▶ _Short task_
Gather from the listing below each line that includes the word "content", and copy it.

▶ _Dataset records_
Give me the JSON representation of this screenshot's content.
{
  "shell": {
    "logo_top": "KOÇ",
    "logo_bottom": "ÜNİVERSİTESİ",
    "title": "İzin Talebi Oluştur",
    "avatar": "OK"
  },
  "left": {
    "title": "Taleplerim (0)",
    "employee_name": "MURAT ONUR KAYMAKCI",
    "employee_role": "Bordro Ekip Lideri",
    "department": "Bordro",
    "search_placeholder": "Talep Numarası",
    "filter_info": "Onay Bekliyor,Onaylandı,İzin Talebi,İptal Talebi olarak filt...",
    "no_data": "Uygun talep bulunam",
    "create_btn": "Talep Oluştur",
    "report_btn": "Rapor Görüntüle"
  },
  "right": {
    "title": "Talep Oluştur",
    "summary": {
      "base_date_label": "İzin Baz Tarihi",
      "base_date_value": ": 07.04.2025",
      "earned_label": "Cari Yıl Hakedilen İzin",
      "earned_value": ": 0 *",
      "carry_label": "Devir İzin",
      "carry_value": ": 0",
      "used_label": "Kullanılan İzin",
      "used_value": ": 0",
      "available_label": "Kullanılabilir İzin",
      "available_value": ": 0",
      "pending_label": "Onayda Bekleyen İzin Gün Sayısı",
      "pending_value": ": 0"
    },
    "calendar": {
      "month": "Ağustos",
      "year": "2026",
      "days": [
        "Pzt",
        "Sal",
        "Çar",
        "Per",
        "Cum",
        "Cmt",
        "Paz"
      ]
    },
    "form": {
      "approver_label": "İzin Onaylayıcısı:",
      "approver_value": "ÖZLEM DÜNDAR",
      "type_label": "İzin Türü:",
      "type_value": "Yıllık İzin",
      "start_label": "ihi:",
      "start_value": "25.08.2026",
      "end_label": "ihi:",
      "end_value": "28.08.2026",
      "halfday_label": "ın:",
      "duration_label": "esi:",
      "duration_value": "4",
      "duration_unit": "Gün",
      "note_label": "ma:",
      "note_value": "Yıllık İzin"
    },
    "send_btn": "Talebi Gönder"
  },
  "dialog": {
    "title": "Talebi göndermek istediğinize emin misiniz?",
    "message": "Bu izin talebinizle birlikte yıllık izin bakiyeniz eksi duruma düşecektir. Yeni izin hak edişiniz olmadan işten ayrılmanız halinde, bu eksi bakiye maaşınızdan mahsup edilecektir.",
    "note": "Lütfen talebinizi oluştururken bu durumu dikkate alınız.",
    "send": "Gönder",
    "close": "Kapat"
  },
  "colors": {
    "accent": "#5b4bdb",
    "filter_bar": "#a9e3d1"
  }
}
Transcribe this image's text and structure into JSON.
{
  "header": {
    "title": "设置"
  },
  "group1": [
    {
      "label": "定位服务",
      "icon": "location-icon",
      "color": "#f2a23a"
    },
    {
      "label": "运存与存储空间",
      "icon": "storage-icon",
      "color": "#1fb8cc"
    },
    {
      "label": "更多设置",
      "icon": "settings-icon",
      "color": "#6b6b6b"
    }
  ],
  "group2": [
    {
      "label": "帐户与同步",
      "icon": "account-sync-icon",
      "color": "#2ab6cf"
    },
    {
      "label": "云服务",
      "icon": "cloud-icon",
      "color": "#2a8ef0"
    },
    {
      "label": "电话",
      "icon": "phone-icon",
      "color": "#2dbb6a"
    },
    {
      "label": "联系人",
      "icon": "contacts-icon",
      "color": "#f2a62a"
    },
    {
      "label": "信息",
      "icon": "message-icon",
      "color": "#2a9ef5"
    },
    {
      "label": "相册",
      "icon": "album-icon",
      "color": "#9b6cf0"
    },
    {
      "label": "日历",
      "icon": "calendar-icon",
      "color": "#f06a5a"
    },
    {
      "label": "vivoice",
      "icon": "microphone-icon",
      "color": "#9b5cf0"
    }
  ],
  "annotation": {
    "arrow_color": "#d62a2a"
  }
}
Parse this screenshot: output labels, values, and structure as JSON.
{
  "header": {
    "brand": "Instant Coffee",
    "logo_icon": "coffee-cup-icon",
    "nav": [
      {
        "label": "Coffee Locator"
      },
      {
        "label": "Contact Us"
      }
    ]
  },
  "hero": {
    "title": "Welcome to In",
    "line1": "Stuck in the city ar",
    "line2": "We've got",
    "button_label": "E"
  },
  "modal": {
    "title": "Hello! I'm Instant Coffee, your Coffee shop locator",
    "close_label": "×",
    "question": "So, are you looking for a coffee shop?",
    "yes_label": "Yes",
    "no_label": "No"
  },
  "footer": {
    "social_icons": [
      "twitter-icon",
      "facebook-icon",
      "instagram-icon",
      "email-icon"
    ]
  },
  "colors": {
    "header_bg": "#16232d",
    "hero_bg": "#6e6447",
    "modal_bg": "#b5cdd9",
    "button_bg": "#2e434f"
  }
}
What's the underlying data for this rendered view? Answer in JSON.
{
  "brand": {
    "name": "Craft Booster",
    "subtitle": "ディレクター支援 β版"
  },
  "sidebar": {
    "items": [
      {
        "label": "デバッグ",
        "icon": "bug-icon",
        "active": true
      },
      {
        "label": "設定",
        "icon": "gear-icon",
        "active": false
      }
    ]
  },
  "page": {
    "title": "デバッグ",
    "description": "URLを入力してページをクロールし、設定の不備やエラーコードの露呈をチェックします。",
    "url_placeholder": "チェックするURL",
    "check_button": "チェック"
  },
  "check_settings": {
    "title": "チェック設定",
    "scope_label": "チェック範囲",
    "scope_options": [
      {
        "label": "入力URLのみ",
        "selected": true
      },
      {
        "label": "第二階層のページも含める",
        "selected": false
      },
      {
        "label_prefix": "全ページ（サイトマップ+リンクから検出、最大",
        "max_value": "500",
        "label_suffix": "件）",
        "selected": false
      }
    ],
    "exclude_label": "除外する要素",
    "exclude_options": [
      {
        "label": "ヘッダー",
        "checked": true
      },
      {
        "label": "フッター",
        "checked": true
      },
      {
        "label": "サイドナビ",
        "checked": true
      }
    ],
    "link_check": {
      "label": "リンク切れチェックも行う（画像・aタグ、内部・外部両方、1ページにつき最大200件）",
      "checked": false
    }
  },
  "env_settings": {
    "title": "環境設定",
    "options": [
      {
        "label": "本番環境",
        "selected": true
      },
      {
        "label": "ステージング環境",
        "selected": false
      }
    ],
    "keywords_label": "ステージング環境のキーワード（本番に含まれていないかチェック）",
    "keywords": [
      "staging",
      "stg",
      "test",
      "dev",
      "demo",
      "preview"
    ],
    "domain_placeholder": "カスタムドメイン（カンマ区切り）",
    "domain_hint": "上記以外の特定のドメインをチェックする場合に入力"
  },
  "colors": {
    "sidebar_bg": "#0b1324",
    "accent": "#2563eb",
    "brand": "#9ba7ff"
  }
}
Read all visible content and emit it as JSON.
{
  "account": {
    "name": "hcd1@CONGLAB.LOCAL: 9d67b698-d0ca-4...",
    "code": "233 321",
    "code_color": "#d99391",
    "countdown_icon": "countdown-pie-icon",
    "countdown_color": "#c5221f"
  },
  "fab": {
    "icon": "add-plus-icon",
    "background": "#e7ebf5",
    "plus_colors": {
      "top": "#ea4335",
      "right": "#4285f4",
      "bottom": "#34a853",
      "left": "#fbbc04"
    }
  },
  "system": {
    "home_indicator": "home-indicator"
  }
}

▶ _Task solution_
Give me the JSON representation of this screenshot's content.
Read all visible content and emit it as JSON.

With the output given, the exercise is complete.